EXERCISE GOAL
Output the records exactly. Include every line.

(Collected data)
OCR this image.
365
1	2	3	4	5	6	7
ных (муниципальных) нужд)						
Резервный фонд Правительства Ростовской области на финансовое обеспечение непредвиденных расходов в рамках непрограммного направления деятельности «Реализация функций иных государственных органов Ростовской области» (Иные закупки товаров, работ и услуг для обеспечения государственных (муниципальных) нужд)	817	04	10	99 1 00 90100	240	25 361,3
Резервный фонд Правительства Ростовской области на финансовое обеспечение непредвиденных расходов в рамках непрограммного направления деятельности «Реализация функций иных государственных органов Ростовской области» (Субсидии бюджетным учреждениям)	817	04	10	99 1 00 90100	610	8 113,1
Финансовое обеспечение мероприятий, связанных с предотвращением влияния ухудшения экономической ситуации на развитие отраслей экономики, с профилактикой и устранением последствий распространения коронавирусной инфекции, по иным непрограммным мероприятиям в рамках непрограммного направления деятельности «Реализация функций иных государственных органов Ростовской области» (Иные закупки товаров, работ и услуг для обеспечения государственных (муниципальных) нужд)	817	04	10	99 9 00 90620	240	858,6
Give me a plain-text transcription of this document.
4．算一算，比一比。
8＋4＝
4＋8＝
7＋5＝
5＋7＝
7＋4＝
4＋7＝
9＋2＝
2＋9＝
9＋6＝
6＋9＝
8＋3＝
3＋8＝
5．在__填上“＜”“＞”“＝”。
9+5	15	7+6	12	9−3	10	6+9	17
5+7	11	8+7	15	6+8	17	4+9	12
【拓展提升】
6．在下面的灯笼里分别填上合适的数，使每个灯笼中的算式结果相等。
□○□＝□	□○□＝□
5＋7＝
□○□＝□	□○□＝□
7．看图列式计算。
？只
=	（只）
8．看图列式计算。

WORKED SOLUTION
OCR this image.
365
1	2	3	4	5	6	7
ных (муниципальных) нужд)						
Резервный фонд Правительства Ростовской области на финансовое обеспечение непредвиденных расходов в рамках непрограммного направления деятельности «Реализация функций иных государственных органов Ростовской области» (Иные закупки товаров, работ и услуг для обеспечения государственных (муниципальных) нужд)	817	04	10	99 1 00 90100	240	25 361,3
Резервный фонд Правительства Ростовской области на финансовое обеспечение непредвиденных расходов в рамках непрограммного направления деятельности «Реализация функций иных государственных органов Ростовской области» (Субсидии бюджетным учреждениям)	817	04	10	99 1 00 90100	610	8 113,1
Финансовое обеспечение мероприятий, связанных с предотвращением влияния ухудшения экономической ситуации на развитие отраслей экономики, с профилактикой и устранением последствий распространения коронавирусной инфекции, по иным непрограммным мероприятиям в рамках непрограммного направления деятельности «Реализация функций иных государственных органов Ростовской области» (Иные закупки товаров, работ и услуг для обеспечения государственных (муниципальных) нужд)	817	04	10	99 9 00 90620	240	858,6
Give me a plain-text transcription of this document.
4．算一算，比一比。
8＋4＝
4＋8＝
7＋5＝
5＋7＝
7＋4＝
4＋7＝
9＋2＝
2＋9＝
9＋6＝
6＋9＝
8＋3＝
3＋8＝
5．在__填上“＜”“＞”“＝”。
9+5	15	7+6	12	9−3	10	6+9	17
5+7	11	8+7	15	6+8	17	4+9	12
【拓展提升】
6．在下面的灯笼里分别填上合适的数，使每个灯笼中的算式结果相等。
□○□＝□	□○□＝□
5＋7＝
□○□＝□	□○□＝□
7．看图列式计算。
？只
=	（只）
8．看图列式计算。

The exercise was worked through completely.